== Materials provided ==

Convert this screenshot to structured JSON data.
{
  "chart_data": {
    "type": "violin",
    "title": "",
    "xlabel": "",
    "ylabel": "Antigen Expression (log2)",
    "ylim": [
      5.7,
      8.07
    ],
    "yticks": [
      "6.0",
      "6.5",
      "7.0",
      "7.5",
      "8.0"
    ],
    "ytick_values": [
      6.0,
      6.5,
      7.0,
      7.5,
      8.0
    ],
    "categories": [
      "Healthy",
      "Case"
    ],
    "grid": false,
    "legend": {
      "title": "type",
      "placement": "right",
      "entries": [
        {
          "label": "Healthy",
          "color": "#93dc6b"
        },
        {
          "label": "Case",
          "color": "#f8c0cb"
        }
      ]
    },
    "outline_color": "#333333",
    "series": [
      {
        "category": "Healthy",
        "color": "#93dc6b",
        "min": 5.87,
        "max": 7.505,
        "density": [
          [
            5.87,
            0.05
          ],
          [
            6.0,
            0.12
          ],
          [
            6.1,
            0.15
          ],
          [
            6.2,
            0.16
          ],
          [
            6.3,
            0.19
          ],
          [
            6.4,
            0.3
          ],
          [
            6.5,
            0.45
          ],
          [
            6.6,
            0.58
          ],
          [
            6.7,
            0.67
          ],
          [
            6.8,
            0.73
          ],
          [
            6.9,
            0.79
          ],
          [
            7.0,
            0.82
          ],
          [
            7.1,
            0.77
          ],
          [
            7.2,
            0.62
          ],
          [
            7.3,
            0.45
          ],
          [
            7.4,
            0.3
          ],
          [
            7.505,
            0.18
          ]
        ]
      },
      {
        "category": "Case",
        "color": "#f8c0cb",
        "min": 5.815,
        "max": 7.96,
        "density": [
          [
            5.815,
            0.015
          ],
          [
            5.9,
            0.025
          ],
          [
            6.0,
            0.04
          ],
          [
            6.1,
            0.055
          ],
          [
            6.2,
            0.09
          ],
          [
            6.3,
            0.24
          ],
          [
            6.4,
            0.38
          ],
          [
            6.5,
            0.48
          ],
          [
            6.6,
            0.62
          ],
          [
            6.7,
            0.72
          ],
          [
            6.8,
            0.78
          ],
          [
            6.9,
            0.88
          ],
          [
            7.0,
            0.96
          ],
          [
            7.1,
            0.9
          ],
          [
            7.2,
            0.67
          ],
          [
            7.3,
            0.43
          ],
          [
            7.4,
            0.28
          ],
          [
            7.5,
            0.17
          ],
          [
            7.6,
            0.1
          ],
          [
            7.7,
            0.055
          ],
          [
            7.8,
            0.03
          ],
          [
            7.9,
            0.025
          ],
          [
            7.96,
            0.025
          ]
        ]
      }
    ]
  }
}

===

The exercise
Repeat the material in full, exactly as it stands.

Result of this exercise
Convert this screenshot to structured JSON data.
{
  "chart_data": {
    "type": "violin",
    "title": "",
    "xlabel": "",
    "ylabel": "Antigen Expression (log2)",
    "ylim": [
      5.7,
      8.07
    ],
    "yticks": [
      "6.0",
      "6.5",
      "7.0",
      "7.5",
      "8.0"
    ],
    "ytick_values": [
      6.0,
      6.5,
      7.0,
      7.5,
      8.0
    ],
    "categories": [
      "Healthy",
      "Case"
    ],
    "grid": false,
    "legend": {
      "title": "type",
      "placement": "right",
      "entries": [
        {
          "label": "Healthy",
          "color": "#93dc6b"
        },
        {
          "label": "Case",
          "color": "#f8c0cb"
        }
      ]
    },
    "outline_color": "#333333",
    "series": [
      {
        "category": "Healthy",
        "color": "#93dc6b",
        "min": 5.87,
        "max": 7.505,
        "density": [
          [
            5.87,
            0.05
          ],
          [
            6.0,
            0.12
          ],
          [
            6.1,
            0.15
          ],
          [
            6.2,
            0.16
          ],
          [
            6.3,
            0.19
          ],
          [
            6.4,
            0.3
          ],
          [
            6.5,
            0.45
          ],
          [
            6.6,
            0.58
          ],
          [
            6.7,
            0.67
          ],
          [
            6.8,
            0.73
          ],
          [
            6.9,
            0.79
          ],
          [
            7.0,
            0.82
          ],
          [
            7.1,
            0.77
          ],
          [
            7.2,
            0.62
          ],
          [
            7.3,
            0.45
          ],
          [
            7.4,
            0.3
          ],
          [
            7.505,
            0.18
          ]
        ]
      },
      {
        "category": "Case",
        "color": "#f8c0cb",
        "min": 5.815,
        "max": 7.96,
        "density": [
          [
            5.815,
            0.015
          ],
          [
            5.9,
            0.025
          ],
          [
            6.0,
            0.04
          ],
          [
            6.1,
            0.055
          ],
          [
            6.2,
            0.09
          ],
          [
            6.3,
            0.24
          ],
          [
            6.4,
            0.38
          ],
          [
            6.5,
            0.48
          ],
          [
            6.6,
            0.62
          ],
          [
            6.7,
            0.72
          ],
          [
            6.8,
            0.78
          ],
          [
            6.9,
            0.88
          ],
          [
            7.0,
            0.96
          ],
          [
            7.1,
            0.9
          ],
          [
            7.2,
            0.67
          ],
          [
            7.3,
            0.43
          ],
          [
            7.4,
            0.28
          ],
          [
            7.5,
            0.17
          ],
          [
            7.6,
            0.1
          ],
          [
            7.7,
            0.055
          ],
          [
            7.8,
            0.03
          ],
          [
            7.9,
            0.025
          ],
          [
            7.96,
            0.025
          ]
        ]
      }
    ]
  }
}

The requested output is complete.